====== Entries supplied

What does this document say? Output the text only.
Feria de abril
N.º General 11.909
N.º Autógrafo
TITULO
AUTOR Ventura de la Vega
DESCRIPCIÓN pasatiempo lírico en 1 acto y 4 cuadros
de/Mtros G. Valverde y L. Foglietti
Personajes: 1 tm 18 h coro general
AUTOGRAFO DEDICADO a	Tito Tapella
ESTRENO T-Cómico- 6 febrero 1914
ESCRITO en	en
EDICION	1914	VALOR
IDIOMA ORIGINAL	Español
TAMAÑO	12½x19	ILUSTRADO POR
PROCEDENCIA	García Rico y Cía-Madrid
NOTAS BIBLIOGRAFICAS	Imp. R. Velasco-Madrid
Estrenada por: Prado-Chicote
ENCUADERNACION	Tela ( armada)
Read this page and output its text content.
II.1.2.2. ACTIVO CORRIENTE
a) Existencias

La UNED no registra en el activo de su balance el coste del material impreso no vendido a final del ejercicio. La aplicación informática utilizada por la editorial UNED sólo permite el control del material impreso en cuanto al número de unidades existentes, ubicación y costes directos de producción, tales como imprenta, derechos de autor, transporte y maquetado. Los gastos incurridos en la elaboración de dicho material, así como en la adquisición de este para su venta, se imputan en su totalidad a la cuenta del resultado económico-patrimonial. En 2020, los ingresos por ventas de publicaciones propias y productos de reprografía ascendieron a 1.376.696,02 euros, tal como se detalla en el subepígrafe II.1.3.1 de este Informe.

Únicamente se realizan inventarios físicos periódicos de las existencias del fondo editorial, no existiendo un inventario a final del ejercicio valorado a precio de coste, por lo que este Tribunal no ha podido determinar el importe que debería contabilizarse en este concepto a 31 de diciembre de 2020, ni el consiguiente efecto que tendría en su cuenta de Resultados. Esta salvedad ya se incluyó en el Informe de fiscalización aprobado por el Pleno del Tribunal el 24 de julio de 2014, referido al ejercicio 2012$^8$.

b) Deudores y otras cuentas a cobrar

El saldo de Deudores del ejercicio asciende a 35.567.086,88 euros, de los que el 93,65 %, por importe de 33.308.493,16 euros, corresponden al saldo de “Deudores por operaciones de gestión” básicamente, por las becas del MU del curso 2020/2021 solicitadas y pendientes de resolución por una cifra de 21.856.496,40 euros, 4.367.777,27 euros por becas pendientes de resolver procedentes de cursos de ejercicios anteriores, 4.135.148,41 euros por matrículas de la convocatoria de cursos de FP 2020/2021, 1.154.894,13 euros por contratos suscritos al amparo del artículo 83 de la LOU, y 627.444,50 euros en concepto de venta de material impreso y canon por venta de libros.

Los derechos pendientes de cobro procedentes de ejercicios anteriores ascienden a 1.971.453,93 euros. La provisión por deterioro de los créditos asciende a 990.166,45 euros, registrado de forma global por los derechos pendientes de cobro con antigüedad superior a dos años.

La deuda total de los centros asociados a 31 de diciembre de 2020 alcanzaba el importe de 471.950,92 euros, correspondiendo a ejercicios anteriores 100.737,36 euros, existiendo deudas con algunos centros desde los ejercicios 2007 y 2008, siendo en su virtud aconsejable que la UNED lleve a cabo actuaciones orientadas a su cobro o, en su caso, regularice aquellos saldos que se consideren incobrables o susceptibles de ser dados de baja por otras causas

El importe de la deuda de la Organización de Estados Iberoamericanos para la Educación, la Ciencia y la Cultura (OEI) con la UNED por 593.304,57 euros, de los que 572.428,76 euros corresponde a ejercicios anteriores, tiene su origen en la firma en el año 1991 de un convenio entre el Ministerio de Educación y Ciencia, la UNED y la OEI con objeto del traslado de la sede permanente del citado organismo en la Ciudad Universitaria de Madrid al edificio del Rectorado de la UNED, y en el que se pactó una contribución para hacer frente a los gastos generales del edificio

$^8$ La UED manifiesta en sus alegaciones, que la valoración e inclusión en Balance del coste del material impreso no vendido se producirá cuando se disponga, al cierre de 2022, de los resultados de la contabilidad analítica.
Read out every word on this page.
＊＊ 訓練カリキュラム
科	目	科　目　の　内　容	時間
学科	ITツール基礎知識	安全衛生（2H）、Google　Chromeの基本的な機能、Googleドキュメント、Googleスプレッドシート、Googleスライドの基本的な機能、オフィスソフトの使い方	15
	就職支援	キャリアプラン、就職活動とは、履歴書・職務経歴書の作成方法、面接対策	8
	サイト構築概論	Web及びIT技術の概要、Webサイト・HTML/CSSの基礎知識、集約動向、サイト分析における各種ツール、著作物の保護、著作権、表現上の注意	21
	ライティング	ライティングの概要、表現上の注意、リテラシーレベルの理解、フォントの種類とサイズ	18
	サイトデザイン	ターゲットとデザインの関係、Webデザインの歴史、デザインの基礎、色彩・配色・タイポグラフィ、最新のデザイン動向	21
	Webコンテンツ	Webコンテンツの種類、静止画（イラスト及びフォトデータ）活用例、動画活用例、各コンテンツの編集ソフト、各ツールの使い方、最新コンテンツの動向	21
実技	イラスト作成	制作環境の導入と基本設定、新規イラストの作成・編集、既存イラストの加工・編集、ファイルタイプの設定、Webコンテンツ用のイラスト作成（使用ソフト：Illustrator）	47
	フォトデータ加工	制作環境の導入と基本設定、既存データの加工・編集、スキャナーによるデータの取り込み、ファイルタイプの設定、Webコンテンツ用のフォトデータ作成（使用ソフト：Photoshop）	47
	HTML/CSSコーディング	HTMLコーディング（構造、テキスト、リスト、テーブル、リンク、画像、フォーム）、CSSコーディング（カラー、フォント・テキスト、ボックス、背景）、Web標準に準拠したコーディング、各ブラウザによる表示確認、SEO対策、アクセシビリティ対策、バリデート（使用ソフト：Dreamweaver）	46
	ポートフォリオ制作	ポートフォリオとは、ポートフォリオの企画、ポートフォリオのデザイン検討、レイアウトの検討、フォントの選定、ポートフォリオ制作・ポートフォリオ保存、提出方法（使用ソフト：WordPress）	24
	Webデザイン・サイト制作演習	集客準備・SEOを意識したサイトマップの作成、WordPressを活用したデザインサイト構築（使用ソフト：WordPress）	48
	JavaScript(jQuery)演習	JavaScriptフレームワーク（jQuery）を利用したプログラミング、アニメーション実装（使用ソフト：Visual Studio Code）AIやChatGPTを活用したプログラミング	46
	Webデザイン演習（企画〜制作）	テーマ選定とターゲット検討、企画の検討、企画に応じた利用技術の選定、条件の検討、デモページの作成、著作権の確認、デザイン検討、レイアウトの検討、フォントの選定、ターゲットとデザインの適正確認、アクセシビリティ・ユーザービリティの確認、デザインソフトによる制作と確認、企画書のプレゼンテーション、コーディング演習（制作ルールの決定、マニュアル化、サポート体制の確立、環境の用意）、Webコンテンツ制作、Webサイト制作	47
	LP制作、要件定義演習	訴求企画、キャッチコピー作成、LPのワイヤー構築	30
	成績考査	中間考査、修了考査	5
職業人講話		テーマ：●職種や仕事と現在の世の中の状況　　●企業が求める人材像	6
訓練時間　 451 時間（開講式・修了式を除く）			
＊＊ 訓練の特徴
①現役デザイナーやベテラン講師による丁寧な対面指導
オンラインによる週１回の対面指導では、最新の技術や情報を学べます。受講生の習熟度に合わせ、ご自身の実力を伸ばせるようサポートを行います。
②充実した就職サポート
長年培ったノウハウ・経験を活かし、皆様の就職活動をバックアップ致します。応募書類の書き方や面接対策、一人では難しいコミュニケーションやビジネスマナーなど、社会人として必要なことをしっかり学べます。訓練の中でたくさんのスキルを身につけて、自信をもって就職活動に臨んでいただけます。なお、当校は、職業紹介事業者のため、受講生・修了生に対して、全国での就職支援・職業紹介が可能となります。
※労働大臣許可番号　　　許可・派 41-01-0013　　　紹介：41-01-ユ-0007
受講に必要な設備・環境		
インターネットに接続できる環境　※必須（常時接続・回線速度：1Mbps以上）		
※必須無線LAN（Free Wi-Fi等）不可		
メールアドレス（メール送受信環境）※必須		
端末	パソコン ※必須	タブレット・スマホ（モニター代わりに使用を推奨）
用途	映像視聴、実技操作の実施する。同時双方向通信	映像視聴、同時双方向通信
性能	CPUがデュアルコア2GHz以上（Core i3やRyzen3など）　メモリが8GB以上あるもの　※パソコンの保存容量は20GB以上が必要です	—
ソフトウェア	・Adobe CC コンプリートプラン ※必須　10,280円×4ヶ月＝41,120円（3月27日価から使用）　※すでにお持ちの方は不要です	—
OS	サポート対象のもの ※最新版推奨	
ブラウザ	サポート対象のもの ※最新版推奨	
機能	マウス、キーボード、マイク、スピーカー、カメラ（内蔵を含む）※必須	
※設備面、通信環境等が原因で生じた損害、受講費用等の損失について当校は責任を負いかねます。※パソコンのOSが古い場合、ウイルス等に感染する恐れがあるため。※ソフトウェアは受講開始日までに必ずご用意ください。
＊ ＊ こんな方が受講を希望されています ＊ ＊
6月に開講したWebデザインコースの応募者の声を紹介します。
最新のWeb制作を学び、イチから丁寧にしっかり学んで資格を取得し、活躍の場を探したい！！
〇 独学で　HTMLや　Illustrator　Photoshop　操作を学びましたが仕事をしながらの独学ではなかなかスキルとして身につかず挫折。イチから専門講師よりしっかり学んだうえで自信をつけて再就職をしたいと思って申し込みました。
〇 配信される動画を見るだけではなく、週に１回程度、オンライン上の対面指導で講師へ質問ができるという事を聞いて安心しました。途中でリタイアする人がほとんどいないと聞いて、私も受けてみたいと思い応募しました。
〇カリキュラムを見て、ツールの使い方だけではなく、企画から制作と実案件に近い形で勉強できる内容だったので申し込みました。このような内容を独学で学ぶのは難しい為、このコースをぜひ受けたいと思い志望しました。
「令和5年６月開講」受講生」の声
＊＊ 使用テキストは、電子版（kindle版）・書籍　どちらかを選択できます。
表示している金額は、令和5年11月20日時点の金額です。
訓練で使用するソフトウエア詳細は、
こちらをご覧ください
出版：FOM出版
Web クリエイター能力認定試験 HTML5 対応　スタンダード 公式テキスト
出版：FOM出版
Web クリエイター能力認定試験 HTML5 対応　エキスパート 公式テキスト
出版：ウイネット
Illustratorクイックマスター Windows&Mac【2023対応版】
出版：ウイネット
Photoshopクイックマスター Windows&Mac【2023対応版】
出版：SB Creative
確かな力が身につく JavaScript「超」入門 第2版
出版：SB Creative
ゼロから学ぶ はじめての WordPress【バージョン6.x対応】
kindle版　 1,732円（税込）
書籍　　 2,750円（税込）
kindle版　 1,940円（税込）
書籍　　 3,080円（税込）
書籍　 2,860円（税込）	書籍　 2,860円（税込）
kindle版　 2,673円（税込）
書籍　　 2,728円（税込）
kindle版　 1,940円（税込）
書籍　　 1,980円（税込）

============

• [Task brief] Scan the records above for the string "otras", then select every line that holds it.

• [Reply to the task]
b) Deudores y otras cuentas a cobrar
La deuda total de los centros asociados a 31 de diciembre de 2020 alcanzaba el importe de 471.950,92 euros, correspondiendo a ejercicios anteriores 100.737,36 euros, existiendo deudas con algunos centros desde los ejercicios 2007 y 2008, siendo en su virtud aconsejable que la UNED lleve a cabo actuaciones orientadas a su cobro o, en su caso, regularice aquellos saldos que se consideren incobrables o susceptibles de ser dados de baja por otras causas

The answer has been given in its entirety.